▶ [MATERIAL SHOWN]:
****************************************

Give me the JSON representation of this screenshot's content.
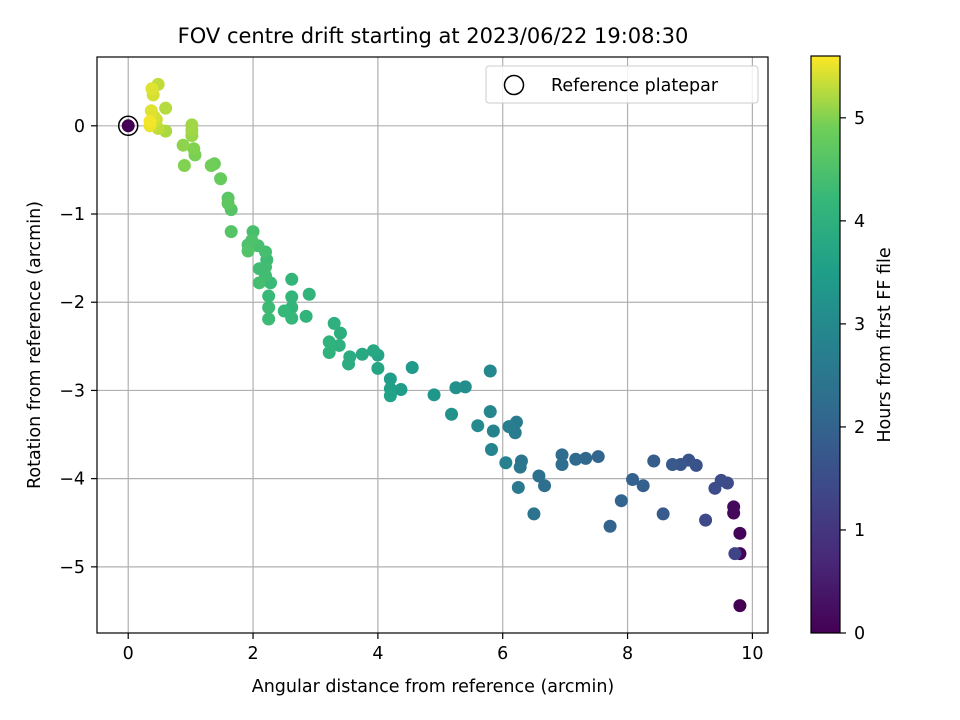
{
  "chart_data": {
    "type": "scatter",
    "title": "FOV centre drift starting at 2023/06/22 19:08:30",
    "xlabel": "Angular distance from reference (arcmin)",
    "ylabel": "Rotation from reference (arcmin)",
    "xlim": [
      -0.5,
      10.25
    ],
    "ylim": [
      -5.75,
      0.78
    ],
    "xticks": [
      0,
      2,
      4,
      6,
      8,
      10
    ],
    "yticks": [
      0,
      -1,
      -2,
      -3,
      -4,
      -5
    ],
    "grid": true,
    "legend": {
      "label": "Reference platepar",
      "placement": "top-right"
    },
    "reference_point": {
      "x": 0,
      "y": 0
    },
    "colorbar": {
      "label": "Hours from first FF file",
      "range": [
        0,
        5.6
      ],
      "ticks": [
        0,
        1,
        2,
        3,
        4,
        5
      ],
      "colormap": "viridis"
    },
    "points": [
      {
        "x": 9.8,
        "y": -5.44,
        "c": 0.0
      },
      {
        "x": 9.8,
        "y": -4.85,
        "c": 0.05
      },
      {
        "x": 9.8,
        "y": -4.62,
        "c": 0.08
      },
      {
        "x": 9.7,
        "y": -4.39,
        "c": 0.12
      },
      {
        "x": 9.7,
        "y": -4.32,
        "c": 0.15
      },
      {
        "x": 9.72,
        "y": -4.85,
        "c": 1.3
      },
      {
        "x": 9.25,
        "y": -4.47,
        "c": 1.4
      },
      {
        "x": 9.6,
        "y": -4.05,
        "c": 1.45
      },
      {
        "x": 9.5,
        "y": -4.02,
        "c": 1.5
      },
      {
        "x": 9.4,
        "y": -4.11,
        "c": 1.5
      },
      {
        "x": 9.1,
        "y": -3.85,
        "c": 1.6
      },
      {
        "x": 8.98,
        "y": -3.79,
        "c": 1.65
      },
      {
        "x": 8.85,
        "y": -3.84,
        "c": 1.7
      },
      {
        "x": 8.72,
        "y": -3.84,
        "c": 1.75
      },
      {
        "x": 8.57,
        "y": -4.4,
        "c": 1.8
      },
      {
        "x": 8.42,
        "y": -3.8,
        "c": 1.85
      },
      {
        "x": 8.25,
        "y": -4.08,
        "c": 1.9
      },
      {
        "x": 8.08,
        "y": -4.01,
        "c": 1.95
      },
      {
        "x": 7.9,
        "y": -4.25,
        "c": 2.0
      },
      {
        "x": 7.72,
        "y": -4.54,
        "c": 2.0
      },
      {
        "x": 7.53,
        "y": -3.75,
        "c": 2.05
      },
      {
        "x": 7.33,
        "y": -3.77,
        "c": 2.1
      },
      {
        "x": 7.17,
        "y": -3.78,
        "c": 2.15
      },
      {
        "x": 6.95,
        "y": -3.73,
        "c": 2.2
      },
      {
        "x": 6.95,
        "y": -3.84,
        "c": 2.25
      },
      {
        "x": 6.67,
        "y": -4.08,
        "c": 2.3
      },
      {
        "x": 6.58,
        "y": -3.97,
        "c": 2.35
      },
      {
        "x": 6.5,
        "y": -4.4,
        "c": 2.4
      },
      {
        "x": 6.3,
        "y": -3.8,
        "c": 2.45
      },
      {
        "x": 6.28,
        "y": -3.87,
        "c": 2.5
      },
      {
        "x": 6.25,
        "y": -4.1,
        "c": 2.55
      },
      {
        "x": 6.22,
        "y": -3.36,
        "c": 2.6
      },
      {
        "x": 6.2,
        "y": -3.48,
        "c": 2.65
      },
      {
        "x": 6.1,
        "y": -3.41,
        "c": 2.7
      },
      {
        "x": 6.05,
        "y": -3.82,
        "c": 2.75
      },
      {
        "x": 5.85,
        "y": -3.46,
        "c": 2.8
      },
      {
        "x": 5.82,
        "y": -3.67,
        "c": 2.85
      },
      {
        "x": 5.8,
        "y": -3.24,
        "c": 2.9
      },
      {
        "x": 5.8,
        "y": -2.78,
        "c": 2.95
      },
      {
        "x": 5.6,
        "y": -3.4,
        "c": 3.0
      },
      {
        "x": 5.4,
        "y": -2.96,
        "c": 3.1
      },
      {
        "x": 5.25,
        "y": -2.97,
        "c": 3.15
      },
      {
        "x": 5.18,
        "y": -3.27,
        "c": 3.2
      },
      {
        "x": 4.9,
        "y": -3.05,
        "c": 3.3
      },
      {
        "x": 4.55,
        "y": -2.74,
        "c": 3.4
      },
      {
        "x": 4.37,
        "y": -2.99,
        "c": 3.45
      },
      {
        "x": 4.2,
        "y": -2.87,
        "c": 3.5
      },
      {
        "x": 4.2,
        "y": -2.98,
        "c": 3.55
      },
      {
        "x": 4.2,
        "y": -3.06,
        "c": 3.6
      },
      {
        "x": 4.0,
        "y": -2.6,
        "c": 3.65
      },
      {
        "x": 4.0,
        "y": -2.75,
        "c": 3.7
      },
      {
        "x": 3.93,
        "y": -2.55,
        "c": 3.75
      },
      {
        "x": 3.75,
        "y": -2.59,
        "c": 3.8
      },
      {
        "x": 3.55,
        "y": -2.62,
        "c": 3.85
      },
      {
        "x": 3.53,
        "y": -2.7,
        "c": 3.9
      },
      {
        "x": 3.4,
        "y": -2.35,
        "c": 3.95
      },
      {
        "x": 3.38,
        "y": -2.49,
        "c": 4.0
      },
      {
        "x": 3.3,
        "y": -2.24,
        "c": 4.0
      },
      {
        "x": 3.22,
        "y": -2.45,
        "c": 4.05
      },
      {
        "x": 3.22,
        "y": -2.57,
        "c": 4.05
      },
      {
        "x": 2.9,
        "y": -1.91,
        "c": 4.1
      },
      {
        "x": 2.85,
        "y": -2.16,
        "c": 4.1
      },
      {
        "x": 2.62,
        "y": -1.74,
        "c": 4.15
      },
      {
        "x": 2.62,
        "y": -1.94,
        "c": 4.15
      },
      {
        "x": 2.62,
        "y": -2.06,
        "c": 4.15
      },
      {
        "x": 2.62,
        "y": -2.18,
        "c": 4.2
      },
      {
        "x": 2.5,
        "y": -2.1,
        "c": 4.2
      },
      {
        "x": 2.28,
        "y": -1.78,
        "c": 4.25
      },
      {
        "x": 2.25,
        "y": -1.93,
        "c": 4.25
      },
      {
        "x": 2.25,
        "y": -2.06,
        "c": 4.3
      },
      {
        "x": 2.25,
        "y": -2.19,
        "c": 4.3
      },
      {
        "x": 2.22,
        "y": -1.52,
        "c": 4.3
      },
      {
        "x": 2.2,
        "y": -1.6,
        "c": 4.35
      },
      {
        "x": 2.2,
        "y": -1.7,
        "c": 4.35
      },
      {
        "x": 2.1,
        "y": -1.62,
        "c": 4.35
      },
      {
        "x": 2.1,
        "y": -1.78,
        "c": 4.4
      },
      {
        "x": 2.2,
        "y": -1.43,
        "c": 4.4
      },
      {
        "x": 2.08,
        "y": -1.36,
        "c": 4.45
      },
      {
        "x": 2.0,
        "y": -1.2,
        "c": 4.45
      },
      {
        "x": 1.98,
        "y": -1.3,
        "c": 4.5
      },
      {
        "x": 1.92,
        "y": -1.35,
        "c": 4.5
      },
      {
        "x": 1.92,
        "y": -1.42,
        "c": 4.55
      },
      {
        "x": 1.65,
        "y": -0.95,
        "c": 4.6
      },
      {
        "x": 1.65,
        "y": -1.2,
        "c": 4.6
      },
      {
        "x": 1.6,
        "y": -0.82,
        "c": 4.65
      },
      {
        "x": 1.6,
        "y": -0.88,
        "c": 4.7
      },
      {
        "x": 1.48,
        "y": -0.6,
        "c": 4.8
      },
      {
        "x": 1.38,
        "y": -0.43,
        "c": 4.85
      },
      {
        "x": 1.33,
        "y": -0.45,
        "c": 4.9
      },
      {
        "x": 1.07,
        "y": -0.33,
        "c": 4.95
      },
      {
        "x": 1.05,
        "y": -0.26,
        "c": 5.0
      },
      {
        "x": 0.9,
        "y": -0.45,
        "c": 5.0
      },
      {
        "x": 0.88,
        "y": -0.22,
        "c": 5.05
      },
      {
        "x": 1.02,
        "y": -0.11,
        "c": 5.1
      },
      {
        "x": 1.02,
        "y": -0.05,
        "c": 5.15
      },
      {
        "x": 1.02,
        "y": 0.01,
        "c": 5.15
      },
      {
        "x": 0.6,
        "y": -0.06,
        "c": 5.2
      },
      {
        "x": 0.6,
        "y": 0.2,
        "c": 5.25
      },
      {
        "x": 0.48,
        "y": -0.03,
        "c": 5.3
      },
      {
        "x": 0.48,
        "y": 0.47,
        "c": 5.3
      },
      {
        "x": 0.45,
        "y": 0.07,
        "c": 5.35
      },
      {
        "x": 0.42,
        "y": 0.1,
        "c": 5.4
      },
      {
        "x": 0.4,
        "y": 0.35,
        "c": 5.4
      },
      {
        "x": 0.38,
        "y": 0.42,
        "c": 5.45
      },
      {
        "x": 0.37,
        "y": 0.17,
        "c": 5.45
      },
      {
        "x": 0.35,
        "y": 0.0,
        "c": 5.5
      },
      {
        "x": 0.35,
        "y": 0.05,
        "c": 5.55
      },
      {
        "x": 0.0,
        "y": 0.0,
        "c": 0.0
      }
    ]
  }
}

****************************************

▶ [WRITTEN REQUEST]: Collect each line holding the string "arcmin".

▶ [RESPONSE]:
    "xlabel": "Angular distance from reference (arcmin)",
    "ylabel": "Rotation from reference (arcmin)",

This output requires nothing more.